* Stored rows
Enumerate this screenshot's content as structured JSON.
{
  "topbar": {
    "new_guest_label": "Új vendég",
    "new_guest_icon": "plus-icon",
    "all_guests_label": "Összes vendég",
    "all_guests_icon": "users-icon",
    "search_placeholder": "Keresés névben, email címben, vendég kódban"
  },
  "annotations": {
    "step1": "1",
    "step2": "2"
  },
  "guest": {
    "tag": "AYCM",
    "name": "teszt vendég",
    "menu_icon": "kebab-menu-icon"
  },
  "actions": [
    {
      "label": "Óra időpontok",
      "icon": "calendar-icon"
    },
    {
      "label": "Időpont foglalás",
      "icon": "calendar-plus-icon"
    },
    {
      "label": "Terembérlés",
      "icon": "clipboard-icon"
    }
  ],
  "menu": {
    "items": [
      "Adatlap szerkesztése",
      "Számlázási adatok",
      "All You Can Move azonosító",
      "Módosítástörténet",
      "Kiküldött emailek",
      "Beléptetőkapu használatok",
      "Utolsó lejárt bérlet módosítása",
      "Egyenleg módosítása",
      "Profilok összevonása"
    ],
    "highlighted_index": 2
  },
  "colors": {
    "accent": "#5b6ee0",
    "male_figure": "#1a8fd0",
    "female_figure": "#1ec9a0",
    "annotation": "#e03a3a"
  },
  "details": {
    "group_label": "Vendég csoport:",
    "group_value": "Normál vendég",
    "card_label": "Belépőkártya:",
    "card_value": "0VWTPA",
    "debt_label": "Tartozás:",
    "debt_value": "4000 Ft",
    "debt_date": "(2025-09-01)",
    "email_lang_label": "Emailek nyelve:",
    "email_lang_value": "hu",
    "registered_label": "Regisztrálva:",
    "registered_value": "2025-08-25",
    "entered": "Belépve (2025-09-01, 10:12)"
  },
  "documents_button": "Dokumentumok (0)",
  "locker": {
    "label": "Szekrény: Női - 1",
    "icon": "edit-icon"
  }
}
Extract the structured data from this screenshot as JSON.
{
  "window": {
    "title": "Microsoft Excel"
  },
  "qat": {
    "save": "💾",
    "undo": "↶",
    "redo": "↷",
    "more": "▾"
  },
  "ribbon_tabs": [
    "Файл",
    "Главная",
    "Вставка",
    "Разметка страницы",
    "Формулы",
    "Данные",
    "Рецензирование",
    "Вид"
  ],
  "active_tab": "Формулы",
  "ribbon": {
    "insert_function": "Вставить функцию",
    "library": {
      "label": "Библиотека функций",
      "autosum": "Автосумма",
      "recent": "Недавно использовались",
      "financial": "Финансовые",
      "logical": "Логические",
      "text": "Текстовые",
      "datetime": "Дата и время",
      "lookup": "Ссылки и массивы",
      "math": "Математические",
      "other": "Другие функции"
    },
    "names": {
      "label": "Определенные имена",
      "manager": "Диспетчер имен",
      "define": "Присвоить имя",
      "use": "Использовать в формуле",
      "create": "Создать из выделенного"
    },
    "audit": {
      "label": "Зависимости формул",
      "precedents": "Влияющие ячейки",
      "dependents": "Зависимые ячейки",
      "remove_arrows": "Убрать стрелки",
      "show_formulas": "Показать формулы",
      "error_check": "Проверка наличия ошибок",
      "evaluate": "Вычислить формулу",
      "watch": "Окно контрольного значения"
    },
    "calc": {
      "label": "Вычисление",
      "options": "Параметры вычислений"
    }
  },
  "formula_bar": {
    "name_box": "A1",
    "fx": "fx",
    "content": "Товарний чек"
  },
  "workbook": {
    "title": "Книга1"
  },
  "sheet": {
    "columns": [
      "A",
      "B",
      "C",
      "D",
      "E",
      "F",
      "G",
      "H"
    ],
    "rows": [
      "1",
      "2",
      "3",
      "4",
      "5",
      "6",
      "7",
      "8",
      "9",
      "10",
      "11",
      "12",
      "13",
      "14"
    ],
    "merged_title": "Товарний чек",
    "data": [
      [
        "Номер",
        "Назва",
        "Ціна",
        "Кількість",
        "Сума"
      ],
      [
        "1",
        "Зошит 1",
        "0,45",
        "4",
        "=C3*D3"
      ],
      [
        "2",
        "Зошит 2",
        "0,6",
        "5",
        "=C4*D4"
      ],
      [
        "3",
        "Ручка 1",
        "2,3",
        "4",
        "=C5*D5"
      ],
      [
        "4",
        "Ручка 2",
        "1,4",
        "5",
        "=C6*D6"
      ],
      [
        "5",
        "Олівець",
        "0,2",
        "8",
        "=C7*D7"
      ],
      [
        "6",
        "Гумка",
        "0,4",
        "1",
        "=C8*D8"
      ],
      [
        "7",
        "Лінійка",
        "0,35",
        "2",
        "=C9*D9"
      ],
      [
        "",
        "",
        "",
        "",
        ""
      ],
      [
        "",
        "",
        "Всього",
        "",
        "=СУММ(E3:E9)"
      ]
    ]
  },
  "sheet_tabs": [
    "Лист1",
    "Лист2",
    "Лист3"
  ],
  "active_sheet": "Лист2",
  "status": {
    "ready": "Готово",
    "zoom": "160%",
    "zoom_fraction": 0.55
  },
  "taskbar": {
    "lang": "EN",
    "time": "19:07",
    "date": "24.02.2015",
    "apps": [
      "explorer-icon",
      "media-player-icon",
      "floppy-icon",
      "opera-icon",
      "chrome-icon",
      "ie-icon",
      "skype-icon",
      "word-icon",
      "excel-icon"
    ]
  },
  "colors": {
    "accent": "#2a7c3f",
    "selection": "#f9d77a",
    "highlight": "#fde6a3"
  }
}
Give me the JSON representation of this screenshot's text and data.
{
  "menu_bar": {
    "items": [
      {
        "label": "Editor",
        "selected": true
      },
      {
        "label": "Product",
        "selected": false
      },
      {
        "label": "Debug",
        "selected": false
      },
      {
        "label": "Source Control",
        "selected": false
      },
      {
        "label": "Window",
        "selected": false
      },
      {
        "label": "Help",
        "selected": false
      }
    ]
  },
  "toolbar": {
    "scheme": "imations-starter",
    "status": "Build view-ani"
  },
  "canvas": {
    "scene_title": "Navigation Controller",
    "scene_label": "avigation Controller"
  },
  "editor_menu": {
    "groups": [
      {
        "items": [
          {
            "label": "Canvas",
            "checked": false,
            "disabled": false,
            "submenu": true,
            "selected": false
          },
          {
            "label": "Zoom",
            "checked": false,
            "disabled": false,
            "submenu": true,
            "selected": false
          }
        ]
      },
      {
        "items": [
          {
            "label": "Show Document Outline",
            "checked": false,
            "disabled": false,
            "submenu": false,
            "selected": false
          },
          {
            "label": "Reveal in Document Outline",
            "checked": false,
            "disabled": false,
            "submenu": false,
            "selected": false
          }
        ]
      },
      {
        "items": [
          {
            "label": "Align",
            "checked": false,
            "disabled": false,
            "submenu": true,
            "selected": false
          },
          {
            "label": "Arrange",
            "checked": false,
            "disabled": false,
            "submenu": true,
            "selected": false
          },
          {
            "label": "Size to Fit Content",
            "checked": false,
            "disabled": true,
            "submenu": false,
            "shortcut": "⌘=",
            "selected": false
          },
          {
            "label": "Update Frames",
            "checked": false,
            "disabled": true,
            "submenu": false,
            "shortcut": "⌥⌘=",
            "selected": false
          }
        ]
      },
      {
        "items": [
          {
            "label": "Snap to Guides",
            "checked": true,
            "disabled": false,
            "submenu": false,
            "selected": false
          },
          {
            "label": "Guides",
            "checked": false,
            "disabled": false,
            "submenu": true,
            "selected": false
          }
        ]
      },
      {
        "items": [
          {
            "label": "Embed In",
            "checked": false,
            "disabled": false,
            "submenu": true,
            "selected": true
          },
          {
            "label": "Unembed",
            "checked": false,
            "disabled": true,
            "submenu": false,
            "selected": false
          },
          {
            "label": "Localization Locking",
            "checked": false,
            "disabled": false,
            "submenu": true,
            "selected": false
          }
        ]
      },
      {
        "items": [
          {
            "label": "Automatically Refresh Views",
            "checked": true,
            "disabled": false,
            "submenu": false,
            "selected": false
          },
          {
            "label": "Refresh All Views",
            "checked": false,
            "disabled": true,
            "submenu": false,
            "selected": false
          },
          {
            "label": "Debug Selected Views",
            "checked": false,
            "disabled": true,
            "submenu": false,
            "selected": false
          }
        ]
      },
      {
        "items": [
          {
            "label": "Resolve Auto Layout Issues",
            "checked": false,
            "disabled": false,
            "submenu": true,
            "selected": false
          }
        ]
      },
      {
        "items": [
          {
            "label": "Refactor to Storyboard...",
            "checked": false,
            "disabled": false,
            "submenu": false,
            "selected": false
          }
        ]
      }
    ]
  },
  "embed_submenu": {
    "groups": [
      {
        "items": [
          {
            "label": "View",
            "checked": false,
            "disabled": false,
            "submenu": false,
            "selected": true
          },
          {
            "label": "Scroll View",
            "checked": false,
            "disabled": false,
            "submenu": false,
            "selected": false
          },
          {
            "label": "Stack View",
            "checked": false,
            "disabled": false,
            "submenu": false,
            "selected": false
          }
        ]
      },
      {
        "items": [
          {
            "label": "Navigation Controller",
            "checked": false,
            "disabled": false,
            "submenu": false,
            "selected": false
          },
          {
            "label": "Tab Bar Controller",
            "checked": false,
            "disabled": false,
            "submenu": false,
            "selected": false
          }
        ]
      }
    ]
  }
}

* What to work on
List every line above that holds the word "Outline".

* Exercise result
            "label": "Show Document Outline",
            "label": "Reveal in Document Outline",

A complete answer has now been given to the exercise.